Segment Open

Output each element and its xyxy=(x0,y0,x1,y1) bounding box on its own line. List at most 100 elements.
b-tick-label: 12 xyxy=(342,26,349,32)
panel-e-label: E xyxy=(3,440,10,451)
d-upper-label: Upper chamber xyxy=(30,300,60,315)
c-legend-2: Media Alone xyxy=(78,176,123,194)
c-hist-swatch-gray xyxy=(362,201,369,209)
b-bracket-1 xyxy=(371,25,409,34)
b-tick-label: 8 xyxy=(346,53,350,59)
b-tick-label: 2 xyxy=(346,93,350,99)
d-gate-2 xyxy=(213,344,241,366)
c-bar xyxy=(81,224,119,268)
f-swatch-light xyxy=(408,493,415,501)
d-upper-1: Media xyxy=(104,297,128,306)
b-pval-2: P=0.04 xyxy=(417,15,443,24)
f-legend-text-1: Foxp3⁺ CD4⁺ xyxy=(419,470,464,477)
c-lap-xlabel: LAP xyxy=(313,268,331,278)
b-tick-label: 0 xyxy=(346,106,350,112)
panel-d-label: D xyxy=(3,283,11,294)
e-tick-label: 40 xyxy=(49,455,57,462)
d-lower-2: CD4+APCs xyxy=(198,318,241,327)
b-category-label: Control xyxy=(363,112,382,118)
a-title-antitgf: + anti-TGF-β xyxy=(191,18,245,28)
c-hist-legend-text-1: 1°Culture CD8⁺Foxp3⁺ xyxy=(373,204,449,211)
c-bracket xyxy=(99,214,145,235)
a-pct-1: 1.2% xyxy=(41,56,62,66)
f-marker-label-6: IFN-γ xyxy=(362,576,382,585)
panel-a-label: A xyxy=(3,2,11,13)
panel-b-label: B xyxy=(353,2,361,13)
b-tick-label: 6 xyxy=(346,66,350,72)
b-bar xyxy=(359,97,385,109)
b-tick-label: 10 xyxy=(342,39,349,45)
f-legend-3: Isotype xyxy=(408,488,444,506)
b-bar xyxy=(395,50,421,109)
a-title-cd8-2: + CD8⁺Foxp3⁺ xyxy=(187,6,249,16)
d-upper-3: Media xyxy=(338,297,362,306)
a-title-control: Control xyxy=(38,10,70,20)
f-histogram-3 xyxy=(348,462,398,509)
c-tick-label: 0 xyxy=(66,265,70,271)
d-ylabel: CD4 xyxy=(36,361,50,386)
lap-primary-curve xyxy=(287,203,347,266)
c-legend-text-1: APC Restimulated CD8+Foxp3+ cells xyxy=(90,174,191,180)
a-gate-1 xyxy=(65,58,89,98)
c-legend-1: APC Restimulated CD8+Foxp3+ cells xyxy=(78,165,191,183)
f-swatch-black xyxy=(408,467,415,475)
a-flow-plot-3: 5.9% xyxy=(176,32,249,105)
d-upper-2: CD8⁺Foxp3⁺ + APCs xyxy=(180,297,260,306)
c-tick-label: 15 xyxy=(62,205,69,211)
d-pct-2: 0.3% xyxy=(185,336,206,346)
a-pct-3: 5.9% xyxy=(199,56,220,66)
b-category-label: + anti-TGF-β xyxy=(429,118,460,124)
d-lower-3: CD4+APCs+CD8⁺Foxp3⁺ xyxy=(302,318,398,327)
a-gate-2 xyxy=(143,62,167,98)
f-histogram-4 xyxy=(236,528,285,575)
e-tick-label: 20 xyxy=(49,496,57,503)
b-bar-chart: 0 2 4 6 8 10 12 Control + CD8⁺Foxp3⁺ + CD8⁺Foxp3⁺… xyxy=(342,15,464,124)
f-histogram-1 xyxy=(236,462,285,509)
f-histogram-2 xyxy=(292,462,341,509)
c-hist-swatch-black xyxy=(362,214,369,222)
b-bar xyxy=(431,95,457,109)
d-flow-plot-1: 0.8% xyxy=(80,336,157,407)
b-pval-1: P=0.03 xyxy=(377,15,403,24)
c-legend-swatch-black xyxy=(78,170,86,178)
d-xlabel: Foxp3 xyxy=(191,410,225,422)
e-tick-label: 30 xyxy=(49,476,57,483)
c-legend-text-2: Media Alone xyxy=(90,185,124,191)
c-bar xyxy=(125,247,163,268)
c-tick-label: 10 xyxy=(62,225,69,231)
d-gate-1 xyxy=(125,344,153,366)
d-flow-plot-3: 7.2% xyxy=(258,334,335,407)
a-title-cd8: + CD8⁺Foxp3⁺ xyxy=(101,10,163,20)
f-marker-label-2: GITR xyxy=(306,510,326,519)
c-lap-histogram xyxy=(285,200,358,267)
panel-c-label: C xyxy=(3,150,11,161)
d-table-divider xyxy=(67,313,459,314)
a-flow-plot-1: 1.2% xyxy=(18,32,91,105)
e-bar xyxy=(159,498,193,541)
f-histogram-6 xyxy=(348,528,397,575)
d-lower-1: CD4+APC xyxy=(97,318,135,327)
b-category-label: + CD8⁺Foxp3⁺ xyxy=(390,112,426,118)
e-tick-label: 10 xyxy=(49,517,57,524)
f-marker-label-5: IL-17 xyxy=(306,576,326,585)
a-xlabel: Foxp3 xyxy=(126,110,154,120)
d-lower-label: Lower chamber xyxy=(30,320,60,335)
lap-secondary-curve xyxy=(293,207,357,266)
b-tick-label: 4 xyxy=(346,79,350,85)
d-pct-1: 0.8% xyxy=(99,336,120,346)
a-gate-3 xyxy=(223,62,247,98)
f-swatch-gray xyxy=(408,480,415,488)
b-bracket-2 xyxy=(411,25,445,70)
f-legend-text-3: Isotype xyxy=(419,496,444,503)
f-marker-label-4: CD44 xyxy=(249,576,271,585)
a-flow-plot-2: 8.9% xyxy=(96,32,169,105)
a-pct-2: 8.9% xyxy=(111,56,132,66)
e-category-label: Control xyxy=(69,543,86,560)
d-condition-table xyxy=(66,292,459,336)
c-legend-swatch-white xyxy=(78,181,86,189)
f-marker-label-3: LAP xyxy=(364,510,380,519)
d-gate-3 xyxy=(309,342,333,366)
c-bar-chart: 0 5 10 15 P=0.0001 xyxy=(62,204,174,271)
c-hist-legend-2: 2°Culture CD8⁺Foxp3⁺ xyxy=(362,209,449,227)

Segment Closed

Task instructions: Copy every line above that holds the word "pval".

Output for this exercise:
b-pval-2: P=0.04 xyxy=(417,15,443,24)
b-pval-1: P=0.03 xyxy=(377,15,403,24)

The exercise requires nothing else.